-- Begin PASSAGE SHOWN --
These kind of cheapo generic Chinese 12V/5V converters are known to fry dash cams. They may work for a time but sooner or later they tend to exhibit voltage spikes and otherwise have poor voltage regulation. Many have learned the hard way that these crappy things are best avoided.
Sadly, some people don't learn from others experience, won't take good advice, & have to do it the hard way
 
A) I love cheap ...
B) I can't remember whats in my car , but I have 2 cheap chinese hardwire kits .. one is dual output , the other is single output .. They have been in the car for about a year now
C) I purchased this one specifically for testing ..
D) Does 1.66A , and most cams run in the 350mAh region unless charging the battery in which case they may go 700mAh region .
E) Long term ???? , anything can give problems in the long term
F) If this hard wire kit was going to be problematic , it should have reared it's ugly head under the 2A dummy load . ( 7 Watts )
G) I might have to find a more heavy duty dummy load for longer runs .
-- End PASSAGE SHOWN --
# JOB 1
Rewrite the paragraph of the post above that begins "These kind of cheapo" in fewer words, keeping its main facts.
-- Begin PROVIDED RECORDS --
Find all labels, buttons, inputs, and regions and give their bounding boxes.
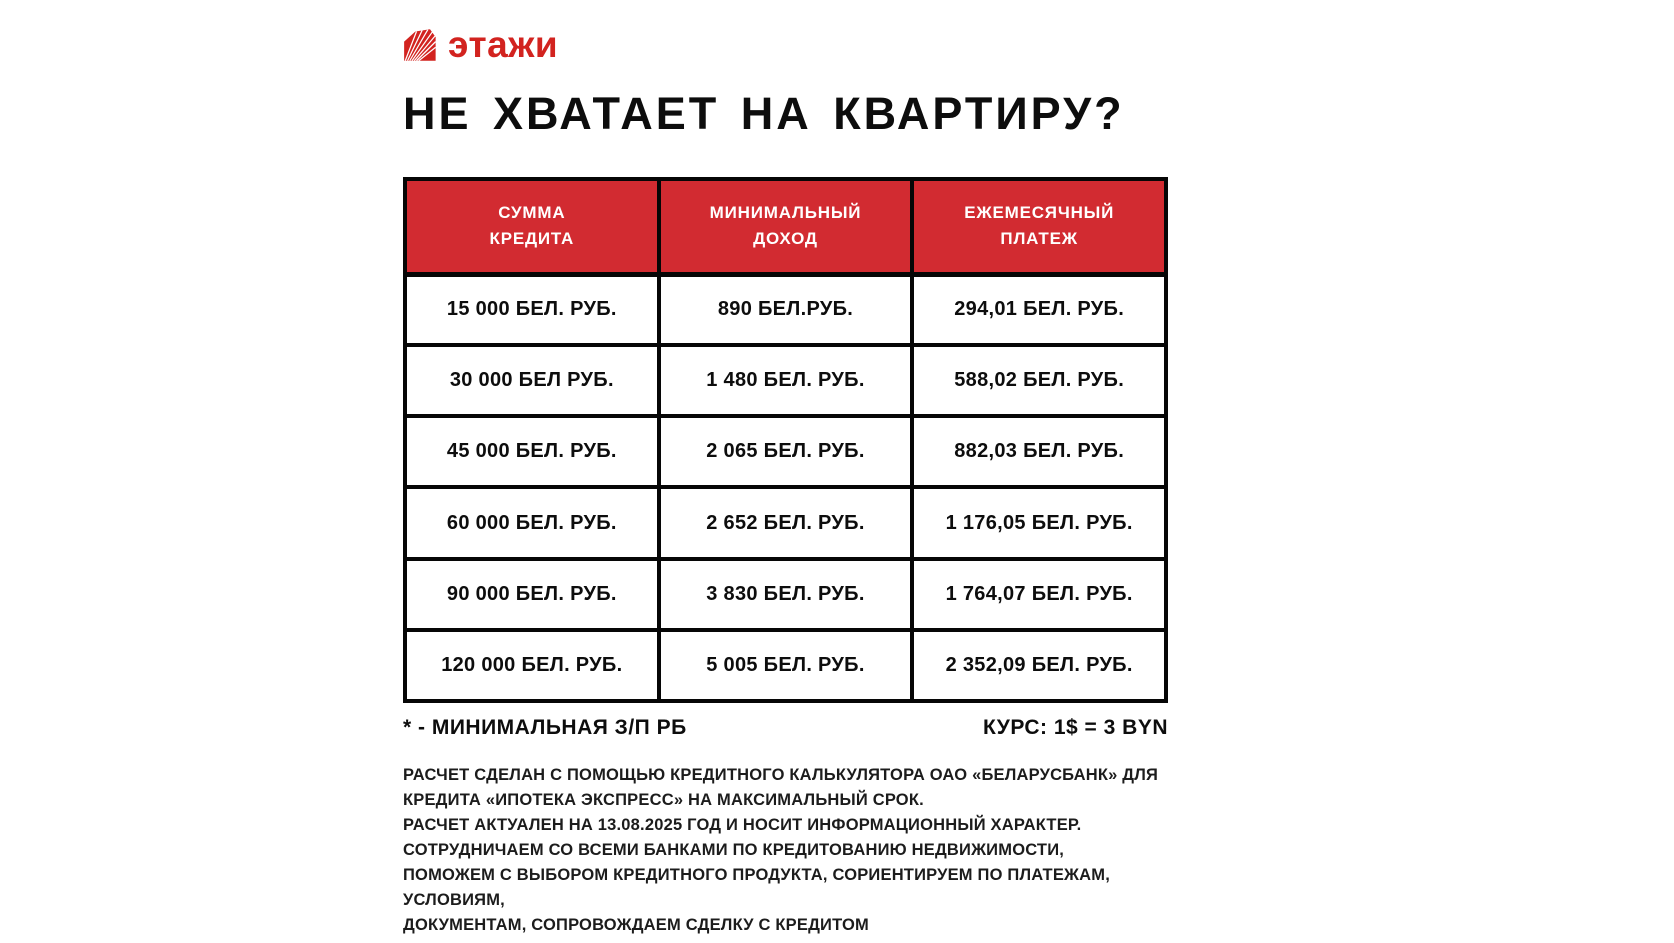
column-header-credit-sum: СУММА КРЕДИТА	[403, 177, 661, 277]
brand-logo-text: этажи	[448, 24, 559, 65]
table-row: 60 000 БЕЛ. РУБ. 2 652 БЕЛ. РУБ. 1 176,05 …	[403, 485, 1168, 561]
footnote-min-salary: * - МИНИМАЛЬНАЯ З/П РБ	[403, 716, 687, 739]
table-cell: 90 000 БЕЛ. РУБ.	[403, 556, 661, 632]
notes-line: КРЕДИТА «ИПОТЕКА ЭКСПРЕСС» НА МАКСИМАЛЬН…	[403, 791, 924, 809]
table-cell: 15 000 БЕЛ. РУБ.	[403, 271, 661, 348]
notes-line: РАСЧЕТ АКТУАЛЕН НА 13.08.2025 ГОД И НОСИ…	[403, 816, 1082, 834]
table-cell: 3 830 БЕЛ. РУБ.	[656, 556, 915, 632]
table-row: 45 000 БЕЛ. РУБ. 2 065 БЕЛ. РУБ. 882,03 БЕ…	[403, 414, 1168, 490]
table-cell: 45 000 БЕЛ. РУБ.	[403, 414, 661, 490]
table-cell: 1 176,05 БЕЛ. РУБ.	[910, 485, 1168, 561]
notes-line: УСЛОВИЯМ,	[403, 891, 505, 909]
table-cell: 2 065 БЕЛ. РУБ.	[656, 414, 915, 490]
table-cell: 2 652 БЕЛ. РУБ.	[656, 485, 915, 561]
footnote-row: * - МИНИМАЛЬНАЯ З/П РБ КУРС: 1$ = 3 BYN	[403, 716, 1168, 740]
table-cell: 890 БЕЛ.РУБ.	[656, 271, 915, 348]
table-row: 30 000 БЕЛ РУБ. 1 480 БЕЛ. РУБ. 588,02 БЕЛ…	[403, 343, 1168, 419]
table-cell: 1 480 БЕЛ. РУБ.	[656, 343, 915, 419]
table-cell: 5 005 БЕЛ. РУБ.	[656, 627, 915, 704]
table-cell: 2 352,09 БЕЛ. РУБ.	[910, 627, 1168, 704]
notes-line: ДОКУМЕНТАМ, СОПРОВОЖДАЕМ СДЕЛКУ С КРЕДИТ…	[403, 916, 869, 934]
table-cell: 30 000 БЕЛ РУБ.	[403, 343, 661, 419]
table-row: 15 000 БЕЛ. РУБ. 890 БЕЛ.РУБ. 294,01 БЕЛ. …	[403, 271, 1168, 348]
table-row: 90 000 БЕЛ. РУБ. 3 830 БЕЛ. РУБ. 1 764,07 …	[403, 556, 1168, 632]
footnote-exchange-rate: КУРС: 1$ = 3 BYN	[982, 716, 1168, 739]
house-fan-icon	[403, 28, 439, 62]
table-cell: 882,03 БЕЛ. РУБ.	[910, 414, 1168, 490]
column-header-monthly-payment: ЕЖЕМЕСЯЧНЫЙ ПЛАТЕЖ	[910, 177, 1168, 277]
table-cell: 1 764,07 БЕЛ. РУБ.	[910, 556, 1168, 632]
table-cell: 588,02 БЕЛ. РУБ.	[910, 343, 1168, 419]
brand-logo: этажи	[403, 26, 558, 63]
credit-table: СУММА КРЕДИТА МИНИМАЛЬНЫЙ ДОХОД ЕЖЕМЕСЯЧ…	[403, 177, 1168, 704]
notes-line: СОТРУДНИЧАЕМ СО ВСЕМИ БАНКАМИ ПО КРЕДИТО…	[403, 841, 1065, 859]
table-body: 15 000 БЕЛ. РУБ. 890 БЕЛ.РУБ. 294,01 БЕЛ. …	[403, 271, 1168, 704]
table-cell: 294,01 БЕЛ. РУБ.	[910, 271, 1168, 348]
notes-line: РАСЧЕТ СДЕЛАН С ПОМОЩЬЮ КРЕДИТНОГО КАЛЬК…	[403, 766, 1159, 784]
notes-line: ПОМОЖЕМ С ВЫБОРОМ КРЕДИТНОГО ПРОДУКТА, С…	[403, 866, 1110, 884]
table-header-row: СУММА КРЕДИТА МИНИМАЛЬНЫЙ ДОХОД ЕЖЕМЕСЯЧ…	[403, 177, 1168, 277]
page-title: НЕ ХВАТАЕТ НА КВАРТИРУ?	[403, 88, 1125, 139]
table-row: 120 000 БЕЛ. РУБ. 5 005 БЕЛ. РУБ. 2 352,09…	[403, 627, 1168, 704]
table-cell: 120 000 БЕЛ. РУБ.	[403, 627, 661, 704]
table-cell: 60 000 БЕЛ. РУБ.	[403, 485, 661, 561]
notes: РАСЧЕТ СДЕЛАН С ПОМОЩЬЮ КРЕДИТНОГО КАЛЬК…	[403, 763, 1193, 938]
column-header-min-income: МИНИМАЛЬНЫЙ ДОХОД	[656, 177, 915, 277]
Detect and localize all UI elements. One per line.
-- End PROVIDED RECORDS --
-- Begin PROVIDED RECORDS --
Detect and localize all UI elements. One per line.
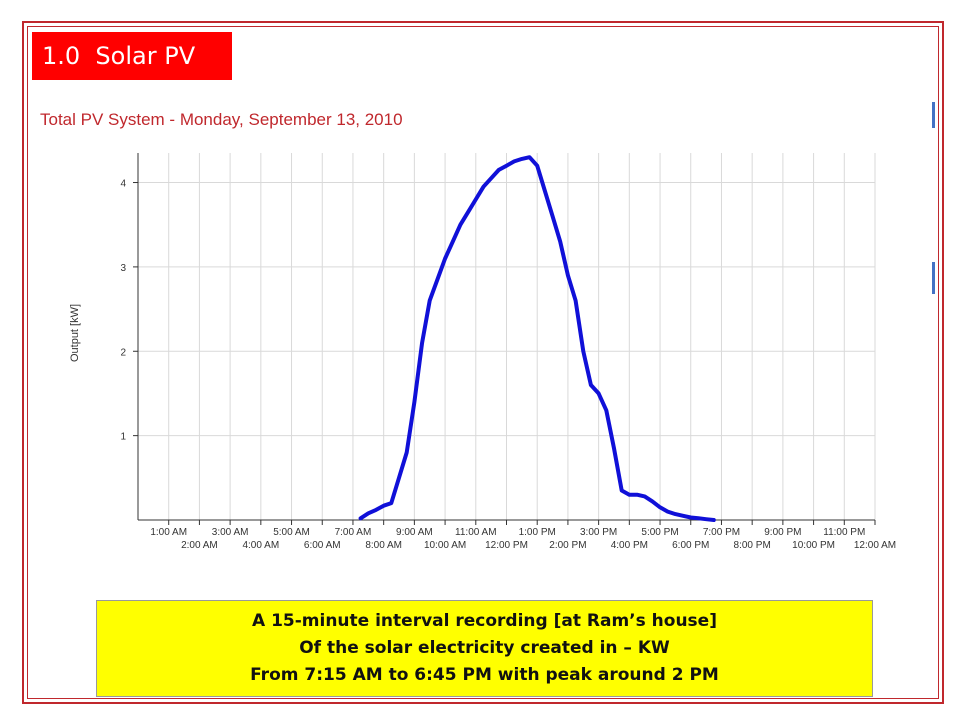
-- End PROVIDED RECORDS --
# JOB 2
Lay out part of the records as a Markdown table with the columns No. and Line. Start with the line containing "Find all labels, buttons, inputs, and" and go on through the line containing "791, 924, 809]", numbering each row and leaving out blank lines and the pictures.

# TASK RESULT 1
Cheap generic Chinese 12V/5V converters are known to fry dash cams. They may work for a while, but they tend to develop voltage spikes and poor voltage regulation sooner or later. Many people have learned the hard way to avoid them.

# TASK RESULT 2
| No. | Line |
|---|---|
| 1 | Find all labels, buttons, inputs, and regions and give their bounding boxes. |
| 2 | column-header-credit-sum: СУММА КРЕДИТА	[403, 177, 661, 277] |
| 3 | brand-logo-text: этажи	[448, 24, 559, 65] |
| 4 | table-row: 60 000 БЕЛ. РУБ. 2 652 БЕЛ. РУБ. 1 176,05 …	[403, 485, 1168, 561] |
| 5 | footnote-min-salary: * - МИНИМАЛЬНАЯ З/П РБ	[403, 716, 687, 739] |
| 6 | table-cell: 90 000 БЕЛ. РУБ.	[403, 556, 661, 632] |
| 7 | notes-line: КРЕДИТА «ИПОТЕКА ЭКСПРЕСС» НА МАКСИМАЛЬН…	[403, 791, 924, 809] |